§ **Data for this exercise**:

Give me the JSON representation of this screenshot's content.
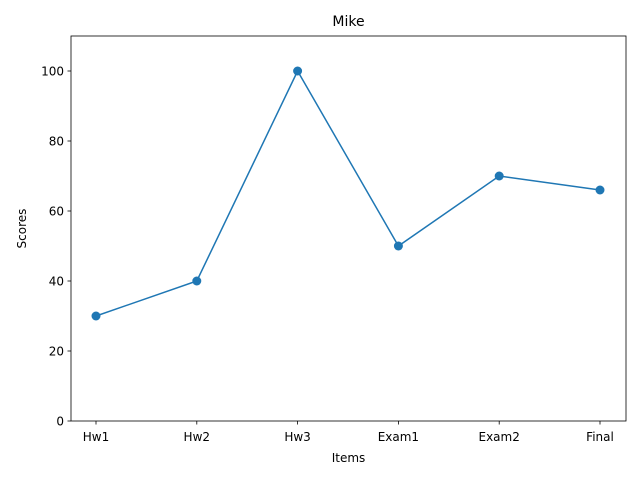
{
  "chart_data": {
    "type": "line",
    "title": "Mike",
    "xlabel": "Items",
    "ylabel": "Scores",
    "categories": [
      "Hw1",
      "Hw2",
      "Hw3",
      "Exam1",
      "Exam2",
      "Final"
    ],
    "values": [
      30,
      40,
      100,
      50,
      70,
      66
    ],
    "ylim": [
      0,
      110
    ],
    "yticks": [
      0,
      20,
      40,
      60,
      80,
      100
    ],
    "grid": false,
    "marker": "circle",
    "color": "#1f77b4"
  }
}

§ **To do**:
Copy out the records above in full, exactly as written, but not the pictures.

§ **Response**:
Give me the JSON representation of this screenshot's content.
{
  "chart_data": {
    "type": "line",
    "title": "Mike",
    "xlabel": "Items",
    "ylabel": "Scores",
    "categories": [
      "Hw1",
      "Hw2",
      "Hw3",
      "Exam1",
      "Exam2",
      "Final"
    ],
    "values": [
      30,
      40,
      100,
      50,
      70,
      66
    ],
    "ylim": [
      0,
      110
    ],
    "yticks": [
      0,
      20,
      40,
      60,
      80,
      100
    ],
    "grid": false,
    "marker": "circle",
    "color": "#1f77b4"
  }
}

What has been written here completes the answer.